**WHAT THE TASK REQUIRES**
Tally every line featuring "جاره", then give that tally alone.

**Data entries**
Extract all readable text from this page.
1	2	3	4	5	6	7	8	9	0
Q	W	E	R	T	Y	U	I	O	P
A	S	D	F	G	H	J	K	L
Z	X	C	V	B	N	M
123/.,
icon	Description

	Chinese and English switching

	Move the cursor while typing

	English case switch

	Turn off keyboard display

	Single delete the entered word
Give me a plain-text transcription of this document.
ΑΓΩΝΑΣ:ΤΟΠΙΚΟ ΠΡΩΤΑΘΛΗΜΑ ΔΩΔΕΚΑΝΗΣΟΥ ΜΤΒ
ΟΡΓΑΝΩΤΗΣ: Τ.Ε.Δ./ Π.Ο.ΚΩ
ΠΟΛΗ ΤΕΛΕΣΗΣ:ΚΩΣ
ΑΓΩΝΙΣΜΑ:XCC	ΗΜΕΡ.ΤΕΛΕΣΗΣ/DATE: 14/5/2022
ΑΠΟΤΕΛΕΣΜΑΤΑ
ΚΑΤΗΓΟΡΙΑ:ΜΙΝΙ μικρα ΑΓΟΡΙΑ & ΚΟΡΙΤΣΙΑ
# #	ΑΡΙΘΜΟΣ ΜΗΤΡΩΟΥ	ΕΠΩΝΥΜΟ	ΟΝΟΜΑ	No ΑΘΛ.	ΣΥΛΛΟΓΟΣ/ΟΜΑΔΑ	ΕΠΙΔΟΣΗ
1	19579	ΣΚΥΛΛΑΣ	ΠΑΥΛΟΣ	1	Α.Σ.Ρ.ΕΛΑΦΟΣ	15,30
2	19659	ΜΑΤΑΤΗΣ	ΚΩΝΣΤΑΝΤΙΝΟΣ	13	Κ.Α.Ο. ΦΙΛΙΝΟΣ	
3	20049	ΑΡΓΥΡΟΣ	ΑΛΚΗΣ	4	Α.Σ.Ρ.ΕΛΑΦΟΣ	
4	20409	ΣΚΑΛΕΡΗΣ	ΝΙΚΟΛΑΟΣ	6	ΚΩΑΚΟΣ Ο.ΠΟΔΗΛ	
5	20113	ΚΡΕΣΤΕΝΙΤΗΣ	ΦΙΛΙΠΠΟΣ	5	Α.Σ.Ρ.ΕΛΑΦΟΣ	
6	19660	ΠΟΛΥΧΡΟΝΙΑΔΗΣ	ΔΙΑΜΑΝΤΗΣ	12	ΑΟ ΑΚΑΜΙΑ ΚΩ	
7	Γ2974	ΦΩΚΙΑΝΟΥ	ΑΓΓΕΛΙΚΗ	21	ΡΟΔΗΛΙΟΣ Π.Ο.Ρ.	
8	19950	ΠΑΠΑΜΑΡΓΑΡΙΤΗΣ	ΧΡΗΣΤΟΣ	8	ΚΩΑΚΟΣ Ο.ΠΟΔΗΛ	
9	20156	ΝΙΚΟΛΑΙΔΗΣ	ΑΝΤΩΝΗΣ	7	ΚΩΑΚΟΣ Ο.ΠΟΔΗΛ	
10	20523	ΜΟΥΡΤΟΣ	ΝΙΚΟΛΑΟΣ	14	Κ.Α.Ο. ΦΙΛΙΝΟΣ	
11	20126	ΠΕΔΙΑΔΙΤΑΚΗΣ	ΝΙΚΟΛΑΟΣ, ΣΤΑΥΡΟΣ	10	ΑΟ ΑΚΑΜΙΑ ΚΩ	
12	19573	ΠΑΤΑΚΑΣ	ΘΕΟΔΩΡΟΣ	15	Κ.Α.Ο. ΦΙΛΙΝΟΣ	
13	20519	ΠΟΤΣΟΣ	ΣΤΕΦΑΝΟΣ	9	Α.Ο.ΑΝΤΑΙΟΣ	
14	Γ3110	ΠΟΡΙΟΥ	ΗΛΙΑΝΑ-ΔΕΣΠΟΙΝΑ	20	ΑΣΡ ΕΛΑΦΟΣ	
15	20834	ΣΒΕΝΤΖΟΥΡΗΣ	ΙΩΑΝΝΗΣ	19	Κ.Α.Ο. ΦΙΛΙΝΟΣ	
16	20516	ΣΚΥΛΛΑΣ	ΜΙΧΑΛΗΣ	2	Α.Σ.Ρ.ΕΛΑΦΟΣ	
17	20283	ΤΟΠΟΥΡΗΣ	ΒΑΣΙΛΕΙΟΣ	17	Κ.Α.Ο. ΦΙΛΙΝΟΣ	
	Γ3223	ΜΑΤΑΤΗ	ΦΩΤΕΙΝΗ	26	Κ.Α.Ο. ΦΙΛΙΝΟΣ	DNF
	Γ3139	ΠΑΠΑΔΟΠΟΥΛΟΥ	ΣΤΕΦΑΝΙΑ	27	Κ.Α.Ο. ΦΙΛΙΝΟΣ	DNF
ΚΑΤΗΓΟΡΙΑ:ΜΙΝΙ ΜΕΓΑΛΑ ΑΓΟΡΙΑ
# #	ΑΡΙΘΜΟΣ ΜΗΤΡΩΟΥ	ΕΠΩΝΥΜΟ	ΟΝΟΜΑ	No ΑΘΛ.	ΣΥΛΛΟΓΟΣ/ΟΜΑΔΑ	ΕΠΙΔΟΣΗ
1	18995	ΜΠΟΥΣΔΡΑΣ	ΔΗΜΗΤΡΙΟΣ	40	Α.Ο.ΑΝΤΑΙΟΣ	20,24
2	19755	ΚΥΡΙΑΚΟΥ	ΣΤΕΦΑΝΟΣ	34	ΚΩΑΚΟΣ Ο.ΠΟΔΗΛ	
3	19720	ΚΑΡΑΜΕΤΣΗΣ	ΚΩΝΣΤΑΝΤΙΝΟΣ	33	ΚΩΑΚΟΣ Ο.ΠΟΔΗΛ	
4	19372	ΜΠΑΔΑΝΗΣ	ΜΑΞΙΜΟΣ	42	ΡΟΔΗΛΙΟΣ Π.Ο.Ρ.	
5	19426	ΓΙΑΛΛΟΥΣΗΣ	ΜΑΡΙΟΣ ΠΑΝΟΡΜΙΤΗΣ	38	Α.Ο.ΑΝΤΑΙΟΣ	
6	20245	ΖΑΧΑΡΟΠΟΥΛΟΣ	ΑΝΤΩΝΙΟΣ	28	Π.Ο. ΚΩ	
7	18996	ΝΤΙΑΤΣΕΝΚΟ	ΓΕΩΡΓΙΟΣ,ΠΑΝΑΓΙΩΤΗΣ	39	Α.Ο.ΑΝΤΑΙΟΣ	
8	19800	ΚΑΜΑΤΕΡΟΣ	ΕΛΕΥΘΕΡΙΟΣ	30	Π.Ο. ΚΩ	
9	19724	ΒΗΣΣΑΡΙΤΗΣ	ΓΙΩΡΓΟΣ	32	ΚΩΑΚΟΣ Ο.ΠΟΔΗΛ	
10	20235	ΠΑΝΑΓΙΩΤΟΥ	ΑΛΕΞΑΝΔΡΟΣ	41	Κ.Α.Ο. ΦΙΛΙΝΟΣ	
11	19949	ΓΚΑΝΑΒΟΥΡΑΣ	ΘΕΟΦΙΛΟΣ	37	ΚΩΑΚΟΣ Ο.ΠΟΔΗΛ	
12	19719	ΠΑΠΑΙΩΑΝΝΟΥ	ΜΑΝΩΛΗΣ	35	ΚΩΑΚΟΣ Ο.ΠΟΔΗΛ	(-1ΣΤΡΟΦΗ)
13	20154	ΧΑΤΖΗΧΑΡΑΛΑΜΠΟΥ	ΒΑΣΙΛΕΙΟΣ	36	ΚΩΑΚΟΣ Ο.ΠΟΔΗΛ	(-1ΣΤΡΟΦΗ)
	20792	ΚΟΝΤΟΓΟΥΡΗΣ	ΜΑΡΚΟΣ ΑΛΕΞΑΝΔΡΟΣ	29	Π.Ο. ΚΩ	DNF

---

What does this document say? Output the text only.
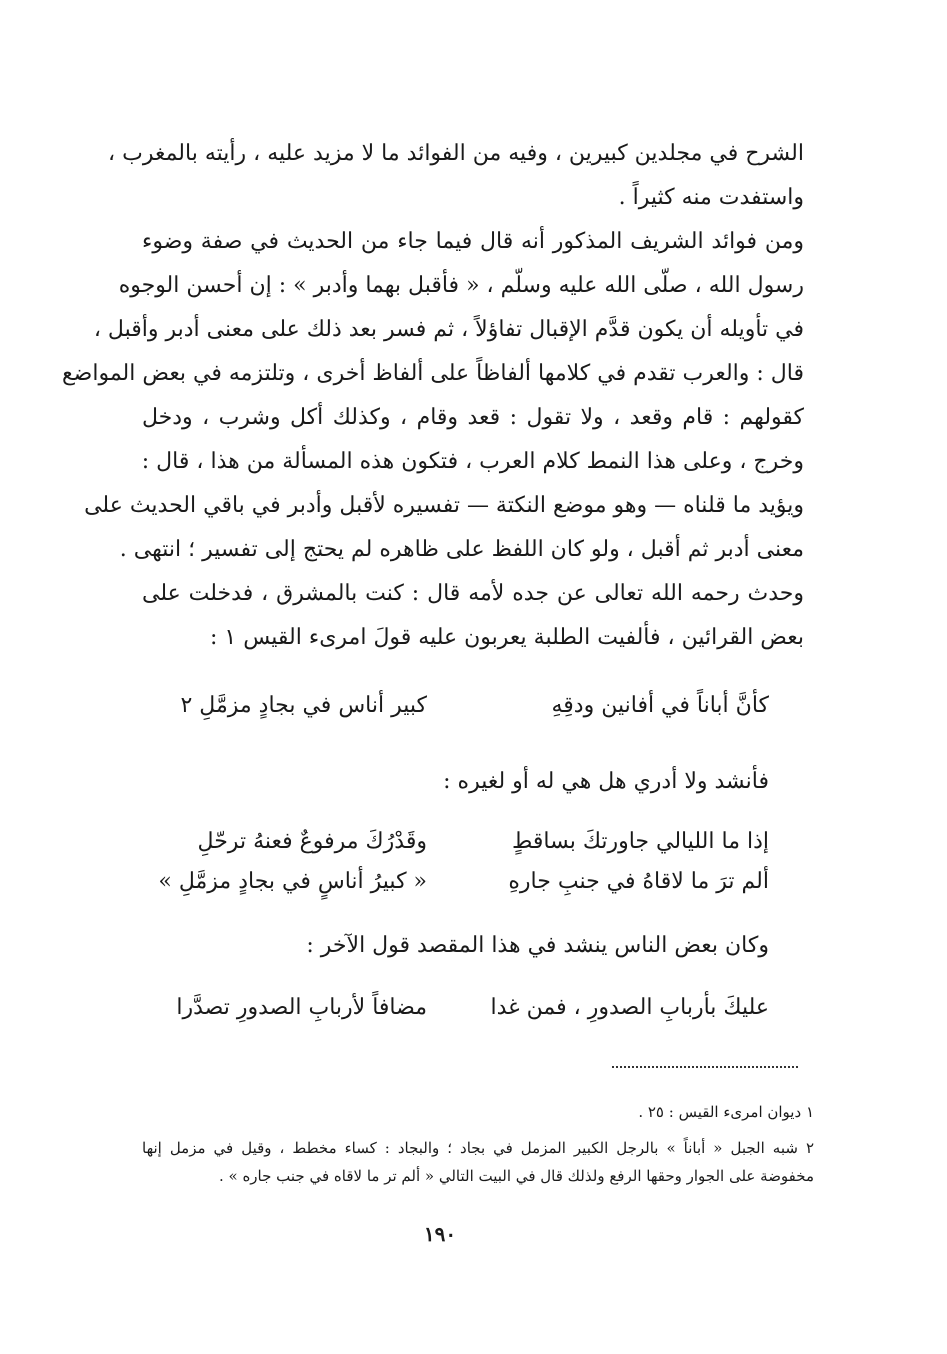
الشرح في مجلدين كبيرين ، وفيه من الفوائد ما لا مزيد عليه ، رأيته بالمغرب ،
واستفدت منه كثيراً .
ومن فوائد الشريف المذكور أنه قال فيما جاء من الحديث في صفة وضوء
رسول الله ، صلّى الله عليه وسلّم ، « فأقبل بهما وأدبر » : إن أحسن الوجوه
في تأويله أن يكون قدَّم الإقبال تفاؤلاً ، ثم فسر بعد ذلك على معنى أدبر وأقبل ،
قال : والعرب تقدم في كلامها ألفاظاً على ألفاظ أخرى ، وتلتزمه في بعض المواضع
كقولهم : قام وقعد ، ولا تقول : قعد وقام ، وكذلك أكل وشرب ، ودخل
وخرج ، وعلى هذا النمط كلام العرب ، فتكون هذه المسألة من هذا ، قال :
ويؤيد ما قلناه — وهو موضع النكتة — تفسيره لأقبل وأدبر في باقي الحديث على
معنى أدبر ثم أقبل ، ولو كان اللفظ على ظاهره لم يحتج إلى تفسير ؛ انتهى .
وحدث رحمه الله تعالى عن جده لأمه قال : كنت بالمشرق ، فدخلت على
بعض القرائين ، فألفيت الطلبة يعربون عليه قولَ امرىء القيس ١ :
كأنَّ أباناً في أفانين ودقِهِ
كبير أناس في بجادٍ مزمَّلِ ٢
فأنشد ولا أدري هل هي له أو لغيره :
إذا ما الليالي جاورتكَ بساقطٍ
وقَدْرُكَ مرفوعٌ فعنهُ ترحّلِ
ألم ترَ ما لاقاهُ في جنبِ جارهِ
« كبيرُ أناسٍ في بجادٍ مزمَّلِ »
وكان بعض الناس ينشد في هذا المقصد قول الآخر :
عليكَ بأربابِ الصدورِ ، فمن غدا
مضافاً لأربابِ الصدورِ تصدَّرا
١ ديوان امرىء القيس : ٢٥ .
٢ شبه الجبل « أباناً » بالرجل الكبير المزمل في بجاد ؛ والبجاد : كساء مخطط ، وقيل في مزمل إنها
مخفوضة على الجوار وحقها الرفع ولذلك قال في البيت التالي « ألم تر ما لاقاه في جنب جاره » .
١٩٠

**ANSWER TO THE EXERCISE**
2